● Short task
Repeat the listing in full, preserving every character.

Items from a data source:
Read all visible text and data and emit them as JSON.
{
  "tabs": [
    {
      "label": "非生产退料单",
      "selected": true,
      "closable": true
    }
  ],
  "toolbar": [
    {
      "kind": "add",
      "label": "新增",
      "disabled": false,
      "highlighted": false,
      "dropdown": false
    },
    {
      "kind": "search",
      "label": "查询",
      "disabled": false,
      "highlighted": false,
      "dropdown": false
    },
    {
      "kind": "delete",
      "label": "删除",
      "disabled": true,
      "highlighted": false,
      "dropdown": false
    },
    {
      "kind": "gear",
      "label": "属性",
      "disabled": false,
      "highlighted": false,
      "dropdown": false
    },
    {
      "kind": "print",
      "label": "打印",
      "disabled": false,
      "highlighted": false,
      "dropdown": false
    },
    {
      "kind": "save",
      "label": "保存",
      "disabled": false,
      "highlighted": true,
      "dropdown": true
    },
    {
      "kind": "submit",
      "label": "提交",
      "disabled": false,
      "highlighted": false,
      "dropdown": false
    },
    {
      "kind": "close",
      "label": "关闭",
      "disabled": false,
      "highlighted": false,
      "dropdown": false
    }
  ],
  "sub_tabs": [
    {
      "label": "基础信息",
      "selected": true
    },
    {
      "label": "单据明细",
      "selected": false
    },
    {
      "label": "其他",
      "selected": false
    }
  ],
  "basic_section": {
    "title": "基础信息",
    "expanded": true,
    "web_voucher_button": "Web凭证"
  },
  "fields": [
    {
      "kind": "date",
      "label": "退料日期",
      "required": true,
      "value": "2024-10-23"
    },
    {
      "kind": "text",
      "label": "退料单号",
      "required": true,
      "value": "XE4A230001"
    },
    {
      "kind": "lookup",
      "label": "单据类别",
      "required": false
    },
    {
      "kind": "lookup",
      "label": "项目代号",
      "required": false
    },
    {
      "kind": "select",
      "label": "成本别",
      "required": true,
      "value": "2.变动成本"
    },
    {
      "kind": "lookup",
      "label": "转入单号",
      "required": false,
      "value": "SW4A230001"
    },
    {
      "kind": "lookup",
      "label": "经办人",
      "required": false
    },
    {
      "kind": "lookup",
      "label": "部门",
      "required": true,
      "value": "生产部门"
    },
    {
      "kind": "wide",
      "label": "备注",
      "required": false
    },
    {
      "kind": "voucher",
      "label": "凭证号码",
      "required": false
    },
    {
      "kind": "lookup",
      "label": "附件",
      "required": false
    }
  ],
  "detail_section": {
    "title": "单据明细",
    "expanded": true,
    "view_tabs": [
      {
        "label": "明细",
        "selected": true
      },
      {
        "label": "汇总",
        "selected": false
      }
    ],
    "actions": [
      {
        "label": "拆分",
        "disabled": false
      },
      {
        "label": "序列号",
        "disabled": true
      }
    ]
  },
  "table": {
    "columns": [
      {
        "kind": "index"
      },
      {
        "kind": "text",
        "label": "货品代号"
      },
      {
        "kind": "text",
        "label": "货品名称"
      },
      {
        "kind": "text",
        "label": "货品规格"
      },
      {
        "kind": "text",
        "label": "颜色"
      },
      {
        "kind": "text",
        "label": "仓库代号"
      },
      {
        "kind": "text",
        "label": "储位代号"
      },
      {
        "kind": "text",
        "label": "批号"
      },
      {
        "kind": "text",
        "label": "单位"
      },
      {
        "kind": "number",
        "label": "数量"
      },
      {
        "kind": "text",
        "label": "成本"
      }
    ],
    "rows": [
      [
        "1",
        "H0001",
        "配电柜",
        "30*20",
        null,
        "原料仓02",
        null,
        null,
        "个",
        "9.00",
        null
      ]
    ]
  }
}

● The answer
Read all visible text and data and emit them as JSON.
{
  "tabs": [
    {
      "label": "非生产退料单",
      "selected": true,
      "closable": true
    }
  ],
  "toolbar": [
    {
      "kind": "add",
      "label": "新增",
      "disabled": false,
      "highlighted": false,
      "dropdown": false
    },
    {
      "kind": "search",
      "label": "查询",
      "disabled": false,
      "highlighted": false,
      "dropdown": false
    },
    {
      "kind": "delete",
      "label": "删除",
      "disabled": true,
      "highlighted": false,
      "dropdown": false
    },
    {
      "kind": "gear",
      "label": "属性",
      "disabled": false,
      "highlighted": false,
      "dropdown": false
    },
    {
      "kind": "print",
      "label": "打印",
      "disabled": false,
      "highlighted": false,
      "dropdown": false
    },
    {
      "kind": "save",
      "label": "保存",
      "disabled": false,
      "highlighted": true,
      "dropdown": true
    },
    {
      "kind": "submit",
      "label": "提交",
      "disabled": false,
      "highlighted": false,
      "dropdown": false
    },
    {
      "kind": "close",
      "label": "关闭",
      "disabled": false,
      "highlighted": false,
      "dropdown": false
    }
  ],
  "sub_tabs": [
    {
      "label": "基础信息",
      "selected": true
    },
    {
      "label": "单据明细",
      "selected": false
    },
    {
      "label": "其他",
      "selected": false
    }
  ],
  "basic_section": {
    "title": "基础信息",
    "expanded": true,
    "web_voucher_button": "Web凭证"
  },
  "fields": [
    {
      "kind": "date",
      "label": "退料日期",
      "required": true,
      "value": "2024-10-23"
    },
    {
      "kind": "text",
      "label": "退料单号",
      "required": true,
      "value": "XE4A230001"
    },
    {
      "kind": "lookup",
      "label": "单据类别",
      "required": false
    },
    {
      "kind": "lookup",
      "label": "项目代号",
      "required": false
    },
    {
      "kind": "select",
      "label": "成本别",
      "required": true,
      "value": "2.变动成本"
    },
    {
      "kind": "lookup",
      "label": "转入单号",
      "required": false,
      "value": "SW4A230001"
    },
    {
      "kind": "lookup",
      "label": "经办人",
      "required": false
    },
    {
      "kind": "lookup",
      "label": "部门",
      "required": true,
      "value": "生产部门"
    },
    {
      "kind": "wide",
      "label": "备注",
      "required": false
    },
    {
      "kind": "voucher",
      "label": "凭证号码",
      "required": false
    },
    {
      "kind": "lookup",
      "label": "附件",
      "required": false
    }
  ],
  "detail_section": {
    "title": "单据明细",
    "expanded": true,
    "view_tabs": [
      {
        "label": "明细",
        "selected": true
      },
      {
        "label": "汇总",
        "selected": false
      }
    ],
    "actions": [
      {
        "label": "拆分",
        "disabled": false
      },
      {
        "label": "序列号",
        "disabled": true
      }
    ]
  },
  "table": {
    "columns": [
      {
        "kind": "index"
      },
      {
        "kind": "text",
        "label": "货品代号"
      },
      {
        "kind": "text",
        "label": "货品名称"
      },
      {
        "kind": "text",
        "label": "货品规格"
      },
      {
        "kind": "text",
        "label": "颜色"
      },
      {
        "kind": "text",
        "label": "仓库代号"
      },
      {
        "kind": "text",
        "label": "储位代号"
      },
      {
        "kind": "text",
        "label": "批号"
      },
      {
        "kind": "text",
        "label": "单位"
      },
      {
        "kind": "number",
        "label": "数量"
      },
      {
        "kind": "text",
        "label": "成本"
      }
    ],
    "rows": [
      [
        "1",
        "H0001",
        "配电柜",
        "30*20",
        null,
        "原料仓02",
        null,
        null,
        "个",
        "9.00",
        null
      ]
    ]
  }
}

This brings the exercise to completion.